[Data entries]
########
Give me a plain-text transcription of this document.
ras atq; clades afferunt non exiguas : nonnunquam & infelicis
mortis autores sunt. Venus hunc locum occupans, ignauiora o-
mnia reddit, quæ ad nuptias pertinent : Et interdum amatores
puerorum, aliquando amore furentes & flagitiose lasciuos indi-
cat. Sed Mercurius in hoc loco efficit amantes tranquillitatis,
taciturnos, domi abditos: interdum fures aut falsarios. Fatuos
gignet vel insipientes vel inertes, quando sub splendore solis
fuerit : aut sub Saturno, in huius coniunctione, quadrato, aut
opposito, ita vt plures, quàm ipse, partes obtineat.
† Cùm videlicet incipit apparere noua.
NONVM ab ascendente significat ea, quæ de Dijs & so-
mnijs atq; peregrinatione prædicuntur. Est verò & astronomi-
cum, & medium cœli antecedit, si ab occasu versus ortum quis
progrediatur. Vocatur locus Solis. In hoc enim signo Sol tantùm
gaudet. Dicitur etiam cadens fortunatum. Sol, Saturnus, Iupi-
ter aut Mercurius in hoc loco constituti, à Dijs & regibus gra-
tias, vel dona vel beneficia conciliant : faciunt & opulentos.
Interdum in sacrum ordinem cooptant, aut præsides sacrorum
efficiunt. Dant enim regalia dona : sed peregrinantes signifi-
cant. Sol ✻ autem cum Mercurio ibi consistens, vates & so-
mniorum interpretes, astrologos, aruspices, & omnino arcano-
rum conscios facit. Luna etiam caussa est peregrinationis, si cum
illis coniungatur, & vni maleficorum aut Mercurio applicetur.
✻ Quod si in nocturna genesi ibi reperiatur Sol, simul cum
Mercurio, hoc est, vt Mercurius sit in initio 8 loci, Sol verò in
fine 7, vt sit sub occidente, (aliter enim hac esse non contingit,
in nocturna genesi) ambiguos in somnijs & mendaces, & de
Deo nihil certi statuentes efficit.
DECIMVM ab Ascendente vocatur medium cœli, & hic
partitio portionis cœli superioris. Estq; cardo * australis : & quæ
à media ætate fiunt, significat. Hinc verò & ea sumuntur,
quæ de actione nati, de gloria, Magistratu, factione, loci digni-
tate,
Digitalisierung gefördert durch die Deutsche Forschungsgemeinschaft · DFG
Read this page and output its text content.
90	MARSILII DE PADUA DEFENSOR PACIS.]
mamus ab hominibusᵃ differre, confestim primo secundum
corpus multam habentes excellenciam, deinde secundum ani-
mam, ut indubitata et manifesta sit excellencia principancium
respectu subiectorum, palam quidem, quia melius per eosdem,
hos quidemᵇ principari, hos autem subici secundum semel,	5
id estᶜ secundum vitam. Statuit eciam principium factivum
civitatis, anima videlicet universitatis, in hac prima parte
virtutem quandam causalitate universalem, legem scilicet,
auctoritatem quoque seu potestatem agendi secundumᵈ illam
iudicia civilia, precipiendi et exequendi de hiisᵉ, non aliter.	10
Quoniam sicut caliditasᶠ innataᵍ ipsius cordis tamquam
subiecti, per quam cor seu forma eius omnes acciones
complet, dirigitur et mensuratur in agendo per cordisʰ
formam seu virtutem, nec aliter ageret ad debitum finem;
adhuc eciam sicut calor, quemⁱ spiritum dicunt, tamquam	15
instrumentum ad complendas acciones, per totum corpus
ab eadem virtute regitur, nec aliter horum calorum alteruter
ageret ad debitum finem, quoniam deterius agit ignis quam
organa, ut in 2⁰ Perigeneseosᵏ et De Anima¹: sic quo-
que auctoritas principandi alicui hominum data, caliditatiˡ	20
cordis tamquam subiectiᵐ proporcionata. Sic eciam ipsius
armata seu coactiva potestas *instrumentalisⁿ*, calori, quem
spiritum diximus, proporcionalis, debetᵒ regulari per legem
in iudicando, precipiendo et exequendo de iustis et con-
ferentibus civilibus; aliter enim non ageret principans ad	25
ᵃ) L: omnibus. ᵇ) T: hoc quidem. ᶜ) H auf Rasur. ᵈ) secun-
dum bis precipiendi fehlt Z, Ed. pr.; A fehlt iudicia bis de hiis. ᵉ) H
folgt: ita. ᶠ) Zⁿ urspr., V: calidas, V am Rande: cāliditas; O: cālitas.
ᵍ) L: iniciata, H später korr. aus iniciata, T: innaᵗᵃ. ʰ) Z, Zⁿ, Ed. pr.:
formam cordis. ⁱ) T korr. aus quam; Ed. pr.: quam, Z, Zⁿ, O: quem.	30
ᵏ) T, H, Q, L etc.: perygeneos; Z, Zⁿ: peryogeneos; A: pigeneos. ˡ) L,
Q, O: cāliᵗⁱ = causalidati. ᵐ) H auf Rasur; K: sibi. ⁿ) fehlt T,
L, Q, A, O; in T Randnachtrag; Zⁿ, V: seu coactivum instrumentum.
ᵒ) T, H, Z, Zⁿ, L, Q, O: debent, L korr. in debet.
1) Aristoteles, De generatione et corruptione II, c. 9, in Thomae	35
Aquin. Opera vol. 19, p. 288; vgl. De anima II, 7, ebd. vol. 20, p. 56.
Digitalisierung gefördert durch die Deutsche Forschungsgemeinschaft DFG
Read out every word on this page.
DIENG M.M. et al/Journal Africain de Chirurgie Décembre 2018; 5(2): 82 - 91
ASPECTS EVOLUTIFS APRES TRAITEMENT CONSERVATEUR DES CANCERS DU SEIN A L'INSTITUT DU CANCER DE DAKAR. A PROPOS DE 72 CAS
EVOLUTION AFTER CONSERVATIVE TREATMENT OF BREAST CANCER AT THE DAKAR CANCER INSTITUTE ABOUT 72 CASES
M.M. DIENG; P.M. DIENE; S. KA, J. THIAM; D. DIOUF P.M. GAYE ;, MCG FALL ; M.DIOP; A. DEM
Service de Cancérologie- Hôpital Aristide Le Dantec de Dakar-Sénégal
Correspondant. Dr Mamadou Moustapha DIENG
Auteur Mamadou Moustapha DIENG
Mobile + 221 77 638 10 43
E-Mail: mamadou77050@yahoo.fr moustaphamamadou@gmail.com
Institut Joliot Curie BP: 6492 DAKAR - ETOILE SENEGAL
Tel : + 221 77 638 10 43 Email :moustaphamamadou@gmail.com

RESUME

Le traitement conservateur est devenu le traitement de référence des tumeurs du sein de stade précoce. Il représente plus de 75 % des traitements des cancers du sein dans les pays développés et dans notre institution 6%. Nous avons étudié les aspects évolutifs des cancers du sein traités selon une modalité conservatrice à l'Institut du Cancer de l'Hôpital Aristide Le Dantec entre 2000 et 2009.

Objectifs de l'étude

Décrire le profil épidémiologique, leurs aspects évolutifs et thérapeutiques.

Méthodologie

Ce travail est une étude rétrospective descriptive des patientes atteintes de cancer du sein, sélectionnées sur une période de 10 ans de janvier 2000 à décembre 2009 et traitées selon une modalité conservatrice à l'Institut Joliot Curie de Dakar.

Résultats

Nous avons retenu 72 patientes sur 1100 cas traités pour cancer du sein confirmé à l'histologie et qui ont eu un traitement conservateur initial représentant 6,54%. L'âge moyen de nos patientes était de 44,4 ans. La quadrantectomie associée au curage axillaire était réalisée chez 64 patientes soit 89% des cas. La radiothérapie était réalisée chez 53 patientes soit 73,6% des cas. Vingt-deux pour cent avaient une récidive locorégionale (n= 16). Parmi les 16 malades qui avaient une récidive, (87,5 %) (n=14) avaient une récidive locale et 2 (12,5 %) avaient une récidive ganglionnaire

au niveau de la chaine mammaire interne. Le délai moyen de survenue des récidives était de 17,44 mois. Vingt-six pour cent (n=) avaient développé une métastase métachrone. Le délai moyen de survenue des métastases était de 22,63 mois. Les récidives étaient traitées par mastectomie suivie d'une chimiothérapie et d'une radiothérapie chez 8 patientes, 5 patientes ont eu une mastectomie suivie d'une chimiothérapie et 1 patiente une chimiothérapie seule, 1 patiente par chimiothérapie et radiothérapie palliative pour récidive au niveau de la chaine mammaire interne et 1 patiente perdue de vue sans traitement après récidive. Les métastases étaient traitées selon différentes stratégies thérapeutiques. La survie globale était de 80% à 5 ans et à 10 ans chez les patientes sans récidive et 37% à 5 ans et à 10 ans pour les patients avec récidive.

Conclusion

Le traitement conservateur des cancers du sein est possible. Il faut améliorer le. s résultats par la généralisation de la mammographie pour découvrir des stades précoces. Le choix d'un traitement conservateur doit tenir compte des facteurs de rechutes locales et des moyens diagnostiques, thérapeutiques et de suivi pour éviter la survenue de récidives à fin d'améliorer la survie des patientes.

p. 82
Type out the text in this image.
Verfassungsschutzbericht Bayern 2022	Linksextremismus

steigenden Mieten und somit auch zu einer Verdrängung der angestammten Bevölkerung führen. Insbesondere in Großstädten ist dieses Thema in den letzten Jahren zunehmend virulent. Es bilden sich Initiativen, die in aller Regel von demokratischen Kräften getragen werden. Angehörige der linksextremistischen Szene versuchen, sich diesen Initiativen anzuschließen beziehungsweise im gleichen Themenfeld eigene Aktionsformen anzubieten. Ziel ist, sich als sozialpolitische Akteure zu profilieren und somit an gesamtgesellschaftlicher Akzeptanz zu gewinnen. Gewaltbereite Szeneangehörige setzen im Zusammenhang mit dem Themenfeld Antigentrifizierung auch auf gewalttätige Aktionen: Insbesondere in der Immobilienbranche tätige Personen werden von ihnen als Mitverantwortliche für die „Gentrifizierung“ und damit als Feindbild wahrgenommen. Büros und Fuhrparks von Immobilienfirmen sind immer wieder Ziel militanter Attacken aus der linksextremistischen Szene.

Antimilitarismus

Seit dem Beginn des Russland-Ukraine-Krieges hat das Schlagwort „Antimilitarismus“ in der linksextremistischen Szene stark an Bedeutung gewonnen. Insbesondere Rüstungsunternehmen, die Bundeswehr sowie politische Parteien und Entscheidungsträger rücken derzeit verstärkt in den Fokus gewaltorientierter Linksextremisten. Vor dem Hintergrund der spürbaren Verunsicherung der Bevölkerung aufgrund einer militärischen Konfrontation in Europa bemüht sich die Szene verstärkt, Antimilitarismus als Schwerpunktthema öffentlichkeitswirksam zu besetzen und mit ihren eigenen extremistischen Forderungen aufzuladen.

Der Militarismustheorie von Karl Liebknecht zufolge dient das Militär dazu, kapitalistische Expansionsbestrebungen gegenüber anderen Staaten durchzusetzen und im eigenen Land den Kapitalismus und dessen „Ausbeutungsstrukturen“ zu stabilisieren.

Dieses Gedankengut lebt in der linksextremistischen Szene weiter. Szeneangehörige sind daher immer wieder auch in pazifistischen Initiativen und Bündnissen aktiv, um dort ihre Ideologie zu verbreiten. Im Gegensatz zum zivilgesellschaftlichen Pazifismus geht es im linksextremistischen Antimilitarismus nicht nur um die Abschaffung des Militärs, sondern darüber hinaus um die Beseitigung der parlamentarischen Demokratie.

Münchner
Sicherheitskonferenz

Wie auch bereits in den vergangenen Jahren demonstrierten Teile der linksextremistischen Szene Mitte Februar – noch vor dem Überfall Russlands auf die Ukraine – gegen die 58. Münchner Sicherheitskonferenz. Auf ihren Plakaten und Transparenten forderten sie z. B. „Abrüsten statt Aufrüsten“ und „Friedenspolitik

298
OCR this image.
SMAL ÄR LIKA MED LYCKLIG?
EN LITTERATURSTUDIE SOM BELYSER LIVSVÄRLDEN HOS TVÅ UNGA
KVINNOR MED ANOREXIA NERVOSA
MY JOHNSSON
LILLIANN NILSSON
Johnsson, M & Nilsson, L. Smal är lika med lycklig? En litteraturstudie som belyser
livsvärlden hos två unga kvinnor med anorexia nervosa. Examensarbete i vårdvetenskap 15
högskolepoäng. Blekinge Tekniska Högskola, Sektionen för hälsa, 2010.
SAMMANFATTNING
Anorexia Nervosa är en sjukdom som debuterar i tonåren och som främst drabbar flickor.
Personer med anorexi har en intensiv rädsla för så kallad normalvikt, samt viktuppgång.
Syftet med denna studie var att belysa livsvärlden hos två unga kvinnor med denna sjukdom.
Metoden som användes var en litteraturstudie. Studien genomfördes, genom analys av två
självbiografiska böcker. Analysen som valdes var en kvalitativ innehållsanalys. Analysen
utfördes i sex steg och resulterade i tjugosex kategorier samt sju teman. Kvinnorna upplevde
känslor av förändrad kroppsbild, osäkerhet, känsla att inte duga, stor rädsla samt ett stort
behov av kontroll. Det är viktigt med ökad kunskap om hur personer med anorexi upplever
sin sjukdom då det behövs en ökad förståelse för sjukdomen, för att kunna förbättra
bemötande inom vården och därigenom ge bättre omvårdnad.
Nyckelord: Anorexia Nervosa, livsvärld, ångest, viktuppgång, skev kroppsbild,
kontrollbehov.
########
--- YOUR ASSIGNMENT ---
Search the records for the string "Joliot" and, wherever a line contains it, please copy that line.

--- PROBLEM SOLUTION ---
Institut Joliot Curie BP: 6492 DAKAR - ETOILE SENEGAL
Ce travail est une étude rétrospective descriptive des patientes atteintes de cancer du sein, sélectionnées sur une période de 10 ans de janvier 2000 à décembre 2009 et traitées selon une modalité conservatrice à l'Institut Joliot Curie de Dakar.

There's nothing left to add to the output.